[start of Data shown]

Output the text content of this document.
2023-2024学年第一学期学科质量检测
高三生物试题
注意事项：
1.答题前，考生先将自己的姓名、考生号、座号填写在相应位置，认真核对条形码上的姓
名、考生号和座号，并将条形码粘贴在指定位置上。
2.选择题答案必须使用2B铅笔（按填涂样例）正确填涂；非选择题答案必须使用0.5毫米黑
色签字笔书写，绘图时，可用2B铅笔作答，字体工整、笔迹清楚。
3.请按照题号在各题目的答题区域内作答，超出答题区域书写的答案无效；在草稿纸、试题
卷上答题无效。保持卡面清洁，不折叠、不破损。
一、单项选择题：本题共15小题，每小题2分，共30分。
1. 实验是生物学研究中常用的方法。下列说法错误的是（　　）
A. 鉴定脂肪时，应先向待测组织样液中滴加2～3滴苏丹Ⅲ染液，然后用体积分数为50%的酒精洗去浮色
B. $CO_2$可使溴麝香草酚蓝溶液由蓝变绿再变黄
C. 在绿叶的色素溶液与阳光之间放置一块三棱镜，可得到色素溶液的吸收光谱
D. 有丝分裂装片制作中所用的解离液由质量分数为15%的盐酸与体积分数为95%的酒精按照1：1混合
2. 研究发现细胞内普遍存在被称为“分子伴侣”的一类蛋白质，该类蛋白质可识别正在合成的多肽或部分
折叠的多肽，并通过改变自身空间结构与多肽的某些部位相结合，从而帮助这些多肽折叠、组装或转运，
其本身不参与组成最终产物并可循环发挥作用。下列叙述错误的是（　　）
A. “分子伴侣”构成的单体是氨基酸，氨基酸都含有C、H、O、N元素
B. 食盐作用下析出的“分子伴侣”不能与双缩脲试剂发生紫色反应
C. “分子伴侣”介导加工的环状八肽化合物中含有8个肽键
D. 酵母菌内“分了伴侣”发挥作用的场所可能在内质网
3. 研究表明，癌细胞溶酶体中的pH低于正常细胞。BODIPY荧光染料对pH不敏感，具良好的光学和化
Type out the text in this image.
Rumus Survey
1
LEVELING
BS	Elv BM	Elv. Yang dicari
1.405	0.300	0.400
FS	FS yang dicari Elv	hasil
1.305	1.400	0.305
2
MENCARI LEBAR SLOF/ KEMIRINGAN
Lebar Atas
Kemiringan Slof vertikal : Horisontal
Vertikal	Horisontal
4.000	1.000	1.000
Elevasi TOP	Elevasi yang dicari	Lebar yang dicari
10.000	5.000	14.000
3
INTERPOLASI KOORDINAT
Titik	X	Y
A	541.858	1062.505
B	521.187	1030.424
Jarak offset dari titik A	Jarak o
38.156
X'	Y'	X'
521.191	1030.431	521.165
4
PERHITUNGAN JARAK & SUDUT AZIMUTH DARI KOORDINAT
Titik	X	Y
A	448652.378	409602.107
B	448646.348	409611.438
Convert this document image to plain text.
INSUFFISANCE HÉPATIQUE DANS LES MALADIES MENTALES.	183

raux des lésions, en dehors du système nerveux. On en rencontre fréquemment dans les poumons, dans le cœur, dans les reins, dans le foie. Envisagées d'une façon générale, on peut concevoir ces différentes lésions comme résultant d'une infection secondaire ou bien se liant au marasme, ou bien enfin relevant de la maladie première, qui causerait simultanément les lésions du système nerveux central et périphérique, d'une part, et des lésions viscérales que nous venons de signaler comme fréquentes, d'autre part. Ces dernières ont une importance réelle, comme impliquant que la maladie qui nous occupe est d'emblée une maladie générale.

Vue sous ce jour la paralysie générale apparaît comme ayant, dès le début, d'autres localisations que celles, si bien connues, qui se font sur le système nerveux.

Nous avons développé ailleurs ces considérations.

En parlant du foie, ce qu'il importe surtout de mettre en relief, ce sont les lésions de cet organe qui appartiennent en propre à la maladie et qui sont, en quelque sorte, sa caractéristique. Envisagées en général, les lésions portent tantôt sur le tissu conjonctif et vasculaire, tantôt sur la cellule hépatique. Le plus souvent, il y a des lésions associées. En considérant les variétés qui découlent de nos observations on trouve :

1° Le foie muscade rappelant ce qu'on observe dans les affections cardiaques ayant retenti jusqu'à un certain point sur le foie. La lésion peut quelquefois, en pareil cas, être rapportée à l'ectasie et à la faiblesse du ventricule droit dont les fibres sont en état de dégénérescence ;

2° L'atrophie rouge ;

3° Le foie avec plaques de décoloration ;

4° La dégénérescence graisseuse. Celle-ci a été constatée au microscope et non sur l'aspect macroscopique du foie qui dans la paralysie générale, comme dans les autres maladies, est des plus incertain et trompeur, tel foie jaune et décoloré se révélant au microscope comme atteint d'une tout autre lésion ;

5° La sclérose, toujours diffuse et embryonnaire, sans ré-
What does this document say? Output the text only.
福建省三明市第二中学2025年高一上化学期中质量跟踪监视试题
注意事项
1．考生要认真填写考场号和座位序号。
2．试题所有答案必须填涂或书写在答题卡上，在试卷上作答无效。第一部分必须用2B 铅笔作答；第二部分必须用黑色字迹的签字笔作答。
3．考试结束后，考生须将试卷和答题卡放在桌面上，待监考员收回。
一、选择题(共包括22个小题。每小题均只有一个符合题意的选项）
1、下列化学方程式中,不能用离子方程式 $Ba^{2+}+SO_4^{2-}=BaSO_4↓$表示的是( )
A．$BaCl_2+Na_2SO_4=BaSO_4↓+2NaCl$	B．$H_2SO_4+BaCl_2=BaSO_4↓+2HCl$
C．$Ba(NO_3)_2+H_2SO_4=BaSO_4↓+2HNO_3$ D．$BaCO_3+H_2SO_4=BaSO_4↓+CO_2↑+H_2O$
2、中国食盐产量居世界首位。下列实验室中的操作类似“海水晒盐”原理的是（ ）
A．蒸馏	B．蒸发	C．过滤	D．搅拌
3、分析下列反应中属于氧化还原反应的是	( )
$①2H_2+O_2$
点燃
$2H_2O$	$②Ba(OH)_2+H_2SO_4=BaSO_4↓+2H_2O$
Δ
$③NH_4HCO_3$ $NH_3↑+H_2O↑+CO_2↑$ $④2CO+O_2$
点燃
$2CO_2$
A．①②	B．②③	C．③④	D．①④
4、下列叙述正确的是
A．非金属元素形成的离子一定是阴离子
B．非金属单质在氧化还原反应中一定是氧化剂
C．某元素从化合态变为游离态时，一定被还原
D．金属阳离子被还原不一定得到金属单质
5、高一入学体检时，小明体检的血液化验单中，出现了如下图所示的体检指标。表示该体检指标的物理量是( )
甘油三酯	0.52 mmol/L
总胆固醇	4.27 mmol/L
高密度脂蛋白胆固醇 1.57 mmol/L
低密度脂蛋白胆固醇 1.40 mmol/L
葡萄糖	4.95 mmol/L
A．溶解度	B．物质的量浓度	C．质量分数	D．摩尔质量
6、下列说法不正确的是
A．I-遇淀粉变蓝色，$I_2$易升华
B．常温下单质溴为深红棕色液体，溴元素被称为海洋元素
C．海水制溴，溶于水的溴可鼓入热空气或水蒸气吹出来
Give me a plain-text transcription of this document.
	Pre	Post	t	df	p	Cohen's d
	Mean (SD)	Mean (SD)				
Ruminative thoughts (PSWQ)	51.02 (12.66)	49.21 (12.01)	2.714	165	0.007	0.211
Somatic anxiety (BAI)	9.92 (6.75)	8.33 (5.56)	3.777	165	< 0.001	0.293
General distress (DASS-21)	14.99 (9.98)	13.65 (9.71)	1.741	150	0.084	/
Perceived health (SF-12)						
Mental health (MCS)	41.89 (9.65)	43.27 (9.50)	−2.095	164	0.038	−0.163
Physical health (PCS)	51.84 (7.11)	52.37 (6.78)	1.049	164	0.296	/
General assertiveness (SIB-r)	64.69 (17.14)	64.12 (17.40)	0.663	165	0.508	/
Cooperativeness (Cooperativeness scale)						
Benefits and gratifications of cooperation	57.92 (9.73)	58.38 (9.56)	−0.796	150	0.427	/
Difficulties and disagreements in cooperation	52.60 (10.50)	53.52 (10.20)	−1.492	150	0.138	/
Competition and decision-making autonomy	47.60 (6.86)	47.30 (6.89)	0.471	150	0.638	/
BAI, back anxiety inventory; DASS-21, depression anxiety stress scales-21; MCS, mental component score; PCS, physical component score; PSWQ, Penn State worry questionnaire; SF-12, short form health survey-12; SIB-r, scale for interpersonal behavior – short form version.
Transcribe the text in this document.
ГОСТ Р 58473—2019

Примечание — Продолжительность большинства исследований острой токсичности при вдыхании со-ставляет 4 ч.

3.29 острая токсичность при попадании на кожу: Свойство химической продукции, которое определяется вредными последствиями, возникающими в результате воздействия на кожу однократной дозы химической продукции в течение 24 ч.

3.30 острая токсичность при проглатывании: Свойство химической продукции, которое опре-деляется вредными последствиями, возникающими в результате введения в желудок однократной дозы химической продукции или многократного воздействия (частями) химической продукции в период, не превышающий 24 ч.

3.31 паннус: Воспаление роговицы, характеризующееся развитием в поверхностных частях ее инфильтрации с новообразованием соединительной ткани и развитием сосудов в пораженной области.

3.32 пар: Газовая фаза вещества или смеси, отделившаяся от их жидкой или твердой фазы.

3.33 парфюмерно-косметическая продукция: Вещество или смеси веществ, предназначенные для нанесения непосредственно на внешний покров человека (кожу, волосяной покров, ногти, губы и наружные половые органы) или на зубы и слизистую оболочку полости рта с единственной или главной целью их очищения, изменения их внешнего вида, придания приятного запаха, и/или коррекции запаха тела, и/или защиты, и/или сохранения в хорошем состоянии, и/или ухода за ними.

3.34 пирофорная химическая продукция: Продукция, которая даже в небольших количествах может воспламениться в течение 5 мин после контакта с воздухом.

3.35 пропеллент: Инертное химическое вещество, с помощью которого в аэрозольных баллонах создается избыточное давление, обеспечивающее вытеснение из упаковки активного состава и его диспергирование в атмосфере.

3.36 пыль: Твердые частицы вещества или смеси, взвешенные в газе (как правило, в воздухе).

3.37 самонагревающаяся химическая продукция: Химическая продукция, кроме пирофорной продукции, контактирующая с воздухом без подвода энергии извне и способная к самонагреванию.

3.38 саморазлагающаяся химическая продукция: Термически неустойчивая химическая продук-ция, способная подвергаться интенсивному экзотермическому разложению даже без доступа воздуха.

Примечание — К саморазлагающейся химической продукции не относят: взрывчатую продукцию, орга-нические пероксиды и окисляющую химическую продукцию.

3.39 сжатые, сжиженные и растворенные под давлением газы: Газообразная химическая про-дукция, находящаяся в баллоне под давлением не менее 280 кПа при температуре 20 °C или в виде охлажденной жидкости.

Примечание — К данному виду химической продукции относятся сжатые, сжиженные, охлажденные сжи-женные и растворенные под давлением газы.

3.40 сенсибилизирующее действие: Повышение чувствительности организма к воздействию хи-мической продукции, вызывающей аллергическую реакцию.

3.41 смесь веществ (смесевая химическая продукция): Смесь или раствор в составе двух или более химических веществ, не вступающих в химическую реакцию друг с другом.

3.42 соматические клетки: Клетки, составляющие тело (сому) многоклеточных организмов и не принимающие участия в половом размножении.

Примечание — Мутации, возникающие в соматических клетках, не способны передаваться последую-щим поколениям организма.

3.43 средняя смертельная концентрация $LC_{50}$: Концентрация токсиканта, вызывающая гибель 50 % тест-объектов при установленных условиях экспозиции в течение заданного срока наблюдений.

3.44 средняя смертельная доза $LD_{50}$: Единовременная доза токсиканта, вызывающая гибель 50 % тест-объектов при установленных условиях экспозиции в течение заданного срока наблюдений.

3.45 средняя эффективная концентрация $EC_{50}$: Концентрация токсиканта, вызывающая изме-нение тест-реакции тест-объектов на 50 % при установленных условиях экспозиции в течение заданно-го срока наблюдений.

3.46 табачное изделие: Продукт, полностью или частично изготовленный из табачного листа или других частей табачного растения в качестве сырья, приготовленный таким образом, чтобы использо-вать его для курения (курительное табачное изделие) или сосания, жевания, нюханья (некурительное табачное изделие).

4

[end of Data shown]

→ **Job**: Show the lines of the records that contain the word "сжиженные".

→ **Exercise response**:
3.39 сжатые, сжиженные и растворенные под давлением газы: Газообразная химическая про-дукция, находящаяся в баллоне под давлением не менее 280 кПа при температуре 20 °C или в виде охлажденной жидкости.
Примечание — К данному виду химической продукции относятся сжатые, сжиженные, охлажденные сжи-женные и растворенные под давлением газы.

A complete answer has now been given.